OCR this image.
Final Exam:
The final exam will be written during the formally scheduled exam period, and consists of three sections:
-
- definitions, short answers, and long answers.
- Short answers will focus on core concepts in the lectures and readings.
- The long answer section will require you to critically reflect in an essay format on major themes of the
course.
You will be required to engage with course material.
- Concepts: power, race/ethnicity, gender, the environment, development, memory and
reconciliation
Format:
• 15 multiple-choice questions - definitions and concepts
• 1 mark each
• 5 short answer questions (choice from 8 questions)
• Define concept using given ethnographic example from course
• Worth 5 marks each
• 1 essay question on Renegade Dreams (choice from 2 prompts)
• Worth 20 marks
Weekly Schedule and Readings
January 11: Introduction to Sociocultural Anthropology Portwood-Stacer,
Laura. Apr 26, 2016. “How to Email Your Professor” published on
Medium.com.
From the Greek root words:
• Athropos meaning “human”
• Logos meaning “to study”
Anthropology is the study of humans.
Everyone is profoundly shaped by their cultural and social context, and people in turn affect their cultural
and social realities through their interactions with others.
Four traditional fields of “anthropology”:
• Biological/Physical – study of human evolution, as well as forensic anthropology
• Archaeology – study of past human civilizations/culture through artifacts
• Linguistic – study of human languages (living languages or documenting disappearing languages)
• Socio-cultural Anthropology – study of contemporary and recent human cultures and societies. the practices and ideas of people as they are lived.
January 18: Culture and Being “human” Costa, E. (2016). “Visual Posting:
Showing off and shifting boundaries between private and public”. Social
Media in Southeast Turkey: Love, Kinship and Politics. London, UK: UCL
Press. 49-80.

▶ **TASK DIRECTIONS**
Collect each line of the entries that has the word "meaning", copying it in full.

▶ **OUTPUT OF THE EXERCISE**
• Athropos meaning “human”
• Logos meaning “to study”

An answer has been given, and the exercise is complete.